- [Required task]
Set down every entry word for word. Omit the pictures.

# Information supplied start

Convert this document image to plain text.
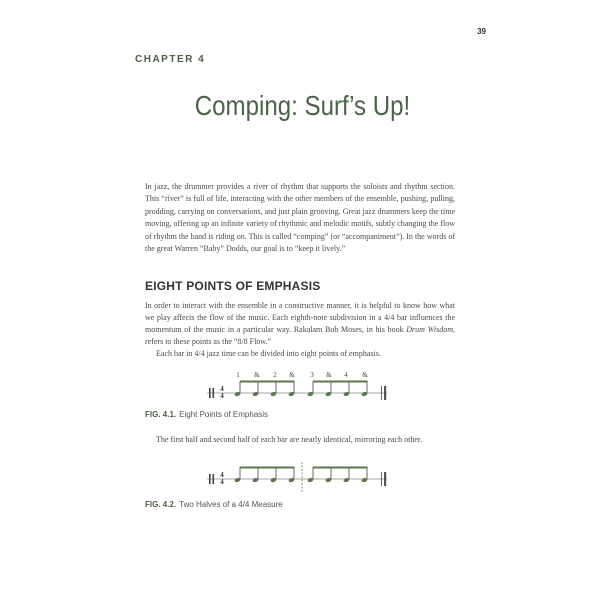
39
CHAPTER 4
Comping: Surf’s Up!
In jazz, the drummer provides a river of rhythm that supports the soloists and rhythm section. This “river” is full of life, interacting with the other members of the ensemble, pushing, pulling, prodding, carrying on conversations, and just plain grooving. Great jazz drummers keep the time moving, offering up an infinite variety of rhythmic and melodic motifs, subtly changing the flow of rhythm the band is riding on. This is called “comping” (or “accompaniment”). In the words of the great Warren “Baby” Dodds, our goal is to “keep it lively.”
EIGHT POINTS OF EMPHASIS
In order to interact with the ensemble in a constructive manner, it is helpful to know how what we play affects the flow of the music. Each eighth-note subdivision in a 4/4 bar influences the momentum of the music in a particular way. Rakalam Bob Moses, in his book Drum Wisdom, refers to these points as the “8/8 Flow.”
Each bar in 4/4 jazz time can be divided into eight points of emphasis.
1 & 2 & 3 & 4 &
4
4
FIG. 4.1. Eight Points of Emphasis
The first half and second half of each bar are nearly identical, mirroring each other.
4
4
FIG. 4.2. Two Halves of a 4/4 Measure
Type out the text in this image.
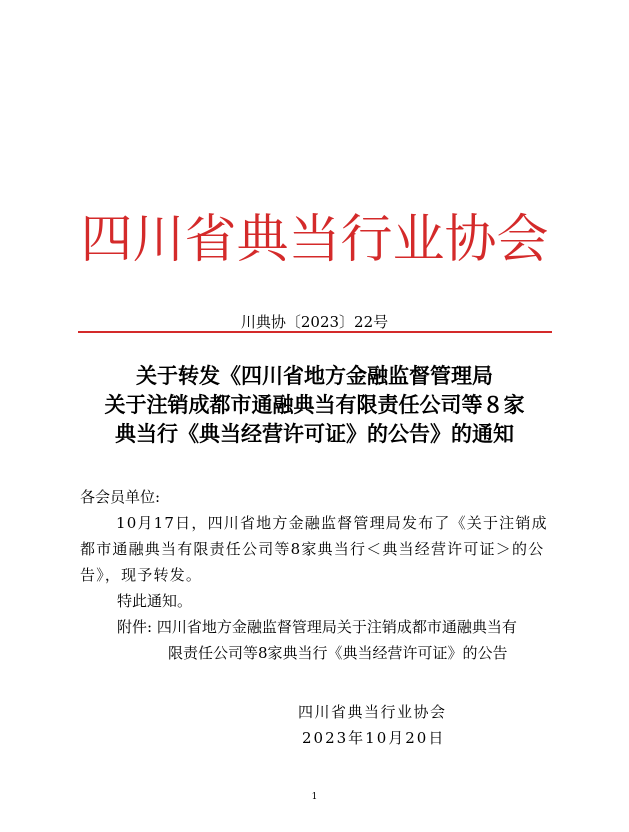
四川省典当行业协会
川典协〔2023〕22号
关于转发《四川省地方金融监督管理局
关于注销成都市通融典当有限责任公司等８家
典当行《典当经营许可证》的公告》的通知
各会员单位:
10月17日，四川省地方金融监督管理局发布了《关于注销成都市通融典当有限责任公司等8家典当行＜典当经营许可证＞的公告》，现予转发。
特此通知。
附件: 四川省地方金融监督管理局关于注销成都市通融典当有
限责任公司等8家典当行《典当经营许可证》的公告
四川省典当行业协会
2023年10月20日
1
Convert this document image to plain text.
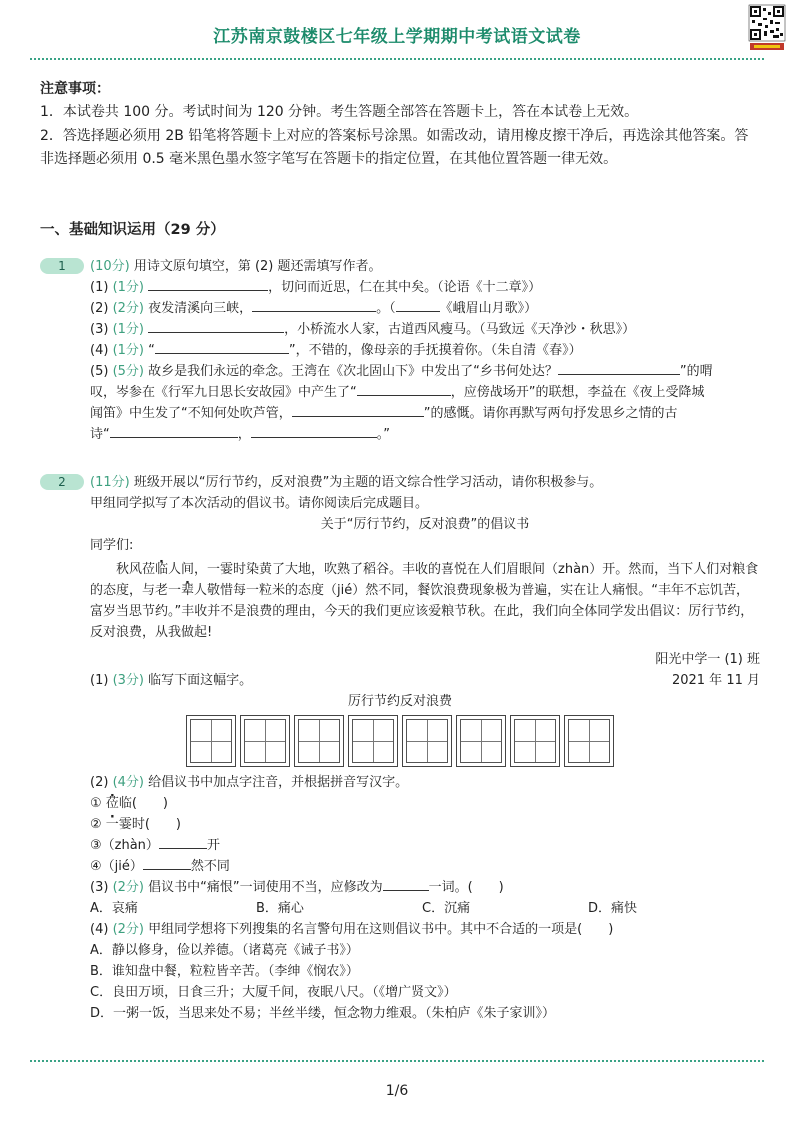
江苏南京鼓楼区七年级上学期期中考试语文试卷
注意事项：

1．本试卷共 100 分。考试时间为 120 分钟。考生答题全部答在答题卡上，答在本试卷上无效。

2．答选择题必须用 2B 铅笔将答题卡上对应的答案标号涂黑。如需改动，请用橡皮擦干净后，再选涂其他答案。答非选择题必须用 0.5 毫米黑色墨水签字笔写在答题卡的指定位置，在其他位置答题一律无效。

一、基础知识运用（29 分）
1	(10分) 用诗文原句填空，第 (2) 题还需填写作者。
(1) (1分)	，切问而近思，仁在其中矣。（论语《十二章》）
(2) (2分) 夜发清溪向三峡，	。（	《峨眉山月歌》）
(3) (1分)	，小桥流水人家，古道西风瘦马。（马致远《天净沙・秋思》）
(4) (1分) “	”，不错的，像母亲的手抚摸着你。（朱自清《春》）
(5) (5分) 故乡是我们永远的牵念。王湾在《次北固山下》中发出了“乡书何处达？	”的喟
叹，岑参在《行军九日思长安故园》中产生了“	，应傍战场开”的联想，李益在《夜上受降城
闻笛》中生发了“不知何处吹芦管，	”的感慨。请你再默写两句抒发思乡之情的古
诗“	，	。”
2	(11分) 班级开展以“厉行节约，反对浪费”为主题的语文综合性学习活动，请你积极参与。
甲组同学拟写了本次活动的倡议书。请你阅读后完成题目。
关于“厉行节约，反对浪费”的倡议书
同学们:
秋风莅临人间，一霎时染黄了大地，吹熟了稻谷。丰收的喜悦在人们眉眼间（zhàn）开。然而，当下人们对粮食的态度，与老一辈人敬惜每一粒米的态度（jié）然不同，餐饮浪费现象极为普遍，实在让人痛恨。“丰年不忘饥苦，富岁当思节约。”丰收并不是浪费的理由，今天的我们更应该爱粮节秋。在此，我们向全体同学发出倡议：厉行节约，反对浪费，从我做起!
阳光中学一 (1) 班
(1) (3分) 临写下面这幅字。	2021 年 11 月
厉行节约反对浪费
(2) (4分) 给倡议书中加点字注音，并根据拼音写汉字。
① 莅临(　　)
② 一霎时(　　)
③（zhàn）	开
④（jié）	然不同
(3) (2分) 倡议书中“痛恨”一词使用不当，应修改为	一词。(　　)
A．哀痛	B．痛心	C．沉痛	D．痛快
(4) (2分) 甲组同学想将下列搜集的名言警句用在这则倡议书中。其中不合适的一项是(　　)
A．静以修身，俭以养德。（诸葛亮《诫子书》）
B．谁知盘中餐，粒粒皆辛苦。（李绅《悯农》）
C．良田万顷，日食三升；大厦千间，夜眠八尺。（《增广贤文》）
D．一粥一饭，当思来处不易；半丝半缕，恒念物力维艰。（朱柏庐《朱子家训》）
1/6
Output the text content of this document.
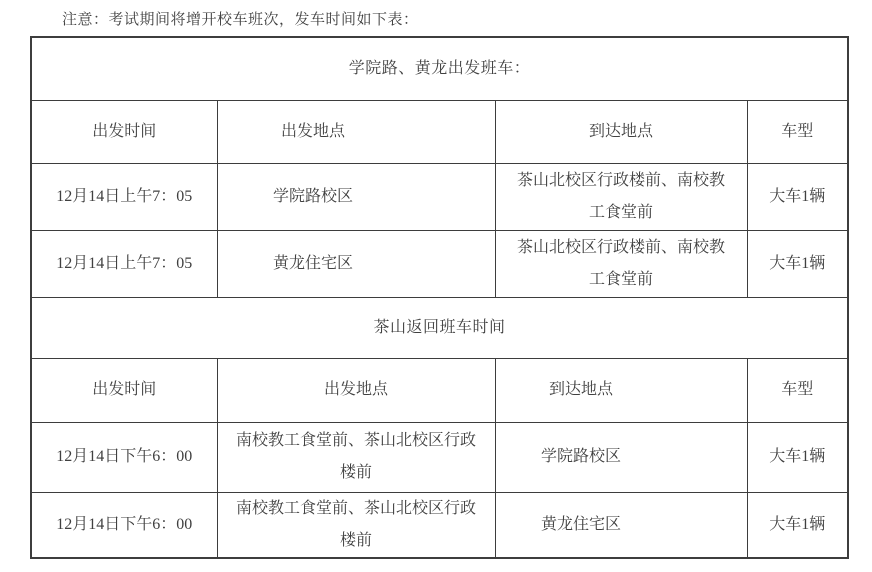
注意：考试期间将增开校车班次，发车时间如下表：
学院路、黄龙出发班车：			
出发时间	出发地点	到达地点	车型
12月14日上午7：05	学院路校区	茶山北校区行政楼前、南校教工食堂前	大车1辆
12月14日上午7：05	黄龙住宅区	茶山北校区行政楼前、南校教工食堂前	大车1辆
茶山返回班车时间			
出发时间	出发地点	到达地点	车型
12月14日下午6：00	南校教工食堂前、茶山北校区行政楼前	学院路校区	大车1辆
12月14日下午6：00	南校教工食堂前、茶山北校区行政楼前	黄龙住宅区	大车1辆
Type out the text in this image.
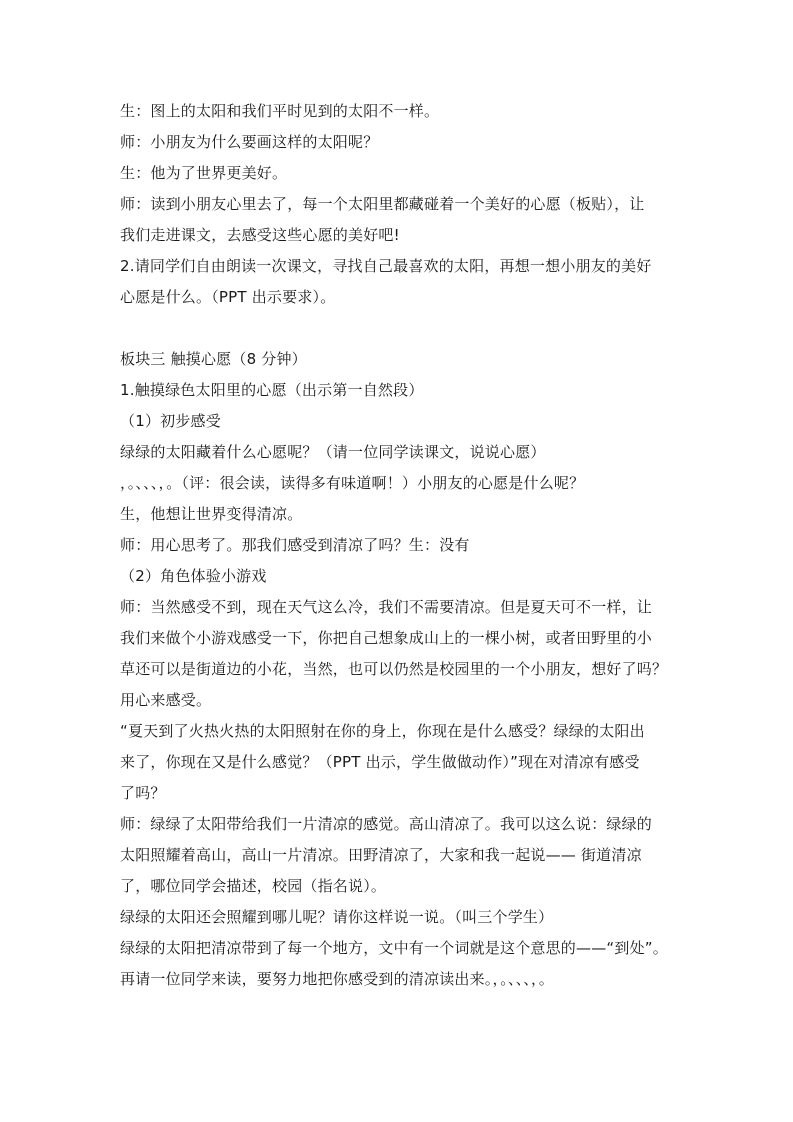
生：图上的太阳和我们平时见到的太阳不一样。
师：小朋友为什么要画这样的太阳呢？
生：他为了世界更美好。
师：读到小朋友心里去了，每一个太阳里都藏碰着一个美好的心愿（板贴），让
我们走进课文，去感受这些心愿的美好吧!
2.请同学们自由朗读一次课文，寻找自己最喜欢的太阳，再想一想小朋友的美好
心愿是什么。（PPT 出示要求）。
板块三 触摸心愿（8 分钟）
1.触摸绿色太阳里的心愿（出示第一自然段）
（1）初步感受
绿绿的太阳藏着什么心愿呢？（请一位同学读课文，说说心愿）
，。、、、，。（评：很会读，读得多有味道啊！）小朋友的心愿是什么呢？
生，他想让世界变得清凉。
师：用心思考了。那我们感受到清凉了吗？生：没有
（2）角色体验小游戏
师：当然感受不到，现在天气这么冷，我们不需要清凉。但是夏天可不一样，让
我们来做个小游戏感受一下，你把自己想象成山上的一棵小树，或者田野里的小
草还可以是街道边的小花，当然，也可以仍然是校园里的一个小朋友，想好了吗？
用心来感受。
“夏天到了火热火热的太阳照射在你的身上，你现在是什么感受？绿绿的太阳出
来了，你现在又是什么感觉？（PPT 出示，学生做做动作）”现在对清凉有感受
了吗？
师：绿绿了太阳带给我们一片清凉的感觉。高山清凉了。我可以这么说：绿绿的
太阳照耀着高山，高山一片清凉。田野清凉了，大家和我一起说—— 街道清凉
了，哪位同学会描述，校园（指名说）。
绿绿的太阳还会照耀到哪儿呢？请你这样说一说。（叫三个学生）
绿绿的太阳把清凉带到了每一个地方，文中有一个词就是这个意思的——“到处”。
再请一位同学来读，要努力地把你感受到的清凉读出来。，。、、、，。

# Information supplied end

- [Worked answer]
Convert this document image to plain text.
39
CHAPTER 4
Comping: Surf’s Up!
In jazz, the drummer provides a river of rhythm that supports the soloists and rhythm section. This “river” is full of life, interacting with the other members of the ensemble, pushing, pulling, prodding, carrying on conversations, and just plain grooving. Great jazz drummers keep the time moving, offering up an infinite variety of rhythmic and melodic motifs, subtly changing the flow of rhythm the band is riding on. This is called “comping” (or “accompaniment”). In the words of the great Warren “Baby” Dodds, our goal is to “keep it lively.”
EIGHT POINTS OF EMPHASIS
In order to interact with the ensemble in a constructive manner, it is helpful to know how what we play affects the flow of the music. Each eighth-note subdivision in a 4/4 bar influences the momentum of the music in a particular way. Rakalam Bob Moses, in his book Drum Wisdom, refers to these points as the “8/8 Flow.”
Each bar in 4/4 jazz time can be divided into eight points of emphasis.
1 & 2 & 3 & 4 &
4
4
FIG. 4.1. Eight Points of Emphasis
The first half and second half of each bar are nearly identical, mirroring each other.
4
4
FIG. 4.2. Two Halves of a 4/4 Measure
Type out the text in this image.
四川省典当行业协会
川典协〔2023〕22号
关于转发《四川省地方金融监督管理局
关于注销成都市通融典当有限责任公司等８家
典当行《典当经营许可证》的公告》的通知
各会员单位:
10月17日，四川省地方金融监督管理局发布了《关于注销成都市通融典当有限责任公司等8家典当行＜典当经营许可证＞的公告》，现予转发。
特此通知。
附件: 四川省地方金融监督管理局关于注销成都市通融典当有
限责任公司等8家典当行《典当经营许可证》的公告
四川省典当行业协会
2023年10月20日
1
Convert this document image to plain text.
江苏南京鼓楼区七年级上学期期中考试语文试卷
注意事项：

1．本试卷共 100 分。考试时间为 120 分钟。考生答题全部答在答题卡上，答在本试卷上无效。

2．答选择题必须用 2B 铅笔将答题卡上对应的答案标号涂黑。如需改动，请用橡皮擦干净后，再选涂其他答案。答非选择题必须用 0.5 毫米黑色墨水签字笔写在答题卡的指定位置，在其他位置答题一律无效。

一、基础知识运用（29 分）
1	(10分) 用诗文原句填空，第 (2) 题还需填写作者。
(1) (1分)	，切问而近思，仁在其中矣。（论语《十二章》）
(2) (2分) 夜发清溪向三峡，	。（	《峨眉山月歌》）
(3) (1分)	，小桥流水人家，古道西风瘦马。（马致远《天净沙・秋思》）
(4) (1分) “	”，不错的，像母亲的手抚摸着你。（朱自清《春》）
(5) (5分) 故乡是我们永远的牵念。王湾在《次北固山下》中发出了“乡书何处达？	”的喟
叹，岑参在《行军九日思长安故园》中产生了“	，应傍战场开”的联想，李益在《夜上受降城
闻笛》中生发了“不知何处吹芦管，	”的感慨。请你再默写两句抒发思乡之情的古
诗“	，	。”
2	(11分) 班级开展以“厉行节约，反对浪费”为主题的语文综合性学习活动，请你积极参与。
甲组同学拟写了本次活动的倡议书。请你阅读后完成题目。
关于“厉行节约，反对浪费”的倡议书
同学们:
秋风莅临人间，一霎时染黄了大地，吹熟了稻谷。丰收的喜悦在人们眉眼间（zhàn）开。然而，当下人们对粮食的态度，与老一辈人敬惜每一粒米的态度（jié）然不同，餐饮浪费现象极为普遍，实在让人痛恨。“丰年不忘饥苦，富岁当思节约。”丰收并不是浪费的理由，今天的我们更应该爱粮节秋。在此，我们向全体同学发出倡议：厉行节约，反对浪费，从我做起!
阳光中学一 (1) 班
(1) (3分) 临写下面这幅字。	2021 年 11 月
厉行节约反对浪费
(2) (4分) 给倡议书中加点字注音，并根据拼音写汉字。
① 莅临(　　)
② 一霎时(　　)
③（zhàn）	开
④（jié）	然不同
(3) (2分) 倡议书中“痛恨”一词使用不当，应修改为	一词。(　　)
A．哀痛	B．痛心	C．沉痛	D．痛快
(4) (2分) 甲组同学想将下列搜集的名言警句用在这则倡议书中。其中不合适的一项是(　　)
A．静以修身，俭以养德。（诸葛亮《诫子书》）
B．谁知盘中餐，粒粒皆辛苦。（李绅《悯农》）
C．良田万顷，日食三升；大厦千间，夜眠八尺。（《增广贤文》）
D．一粥一饭，当思来处不易；半丝半缕，恒念物力维艰。（朱柏庐《朱子家训》）
1/6
Output the text content of this document.
注意：考试期间将增开校车班次，发车时间如下表：
学院路、黄龙出发班车：			
出发时间	出发地点	到达地点	车型
12月14日上午7：05	学院路校区	茶山北校区行政楼前、南校教工食堂前	大车1辆
12月14日上午7：05	黄龙住宅区	茶山北校区行政楼前、南校教工食堂前	大车1辆
茶山返回班车时间			
出发时间	出发地点	到达地点	车型
12月14日下午6：00	南校教工食堂前、茶山北校区行政楼前	学院路校区	大车1辆
12月14日下午6：00	南校教工食堂前、茶山北校区行政楼前	黄龙住宅区	大车1辆
Type out the text in this image.
生：图上的太阳和我们平时见到的太阳不一样。
师：小朋友为什么要画这样的太阳呢？
生：他为了世界更美好。
师：读到小朋友心里去了，每一个太阳里都藏碰着一个美好的心愿（板贴），让
我们走进课文，去感受这些心愿的美好吧!
2.请同学们自由朗读一次课文，寻找自己最喜欢的太阳，再想一想小朋友的美好
心愿是什么。（PPT 出示要求）。
板块三 触摸心愿（8 分钟）
1.触摸绿色太阳里的心愿（出示第一自然段）
（1）初步感受
绿绿的太阳藏着什么心愿呢？（请一位同学读课文，说说心愿）
，。、、、，。（评：很会读，读得多有味道啊！）小朋友的心愿是什么呢？
生，他想让世界变得清凉。
师：用心思考了。那我们感受到清凉了吗？生：没有
（2）角色体验小游戏
师：当然感受不到，现在天气这么冷，我们不需要清凉。但是夏天可不一样，让
我们来做个小游戏感受一下，你把自己想象成山上的一棵小树，或者田野里的小
草还可以是街道边的小花，当然，也可以仍然是校园里的一个小朋友，想好了吗？
用心来感受。
“夏天到了火热火热的太阳照射在你的身上，你现在是什么感受？绿绿的太阳出
来了，你现在又是什么感觉？（PPT 出示，学生做做动作）”现在对清凉有感受
了吗？
师：绿绿了太阳带给我们一片清凉的感觉。高山清凉了。我可以这么说：绿绿的
太阳照耀着高山，高山一片清凉。田野清凉了，大家和我一起说—— 街道清凉
了，哪位同学会描述，校园（指名说）。
绿绿的太阳还会照耀到哪儿呢？请你这样说一说。（叫三个学生）
绿绿的太阳把清凉带到了每一个地方，文中有一个词就是这个意思的——“到处”。
再请一位同学来读，要努力地把你感受到的清凉读出来。，。、、、，。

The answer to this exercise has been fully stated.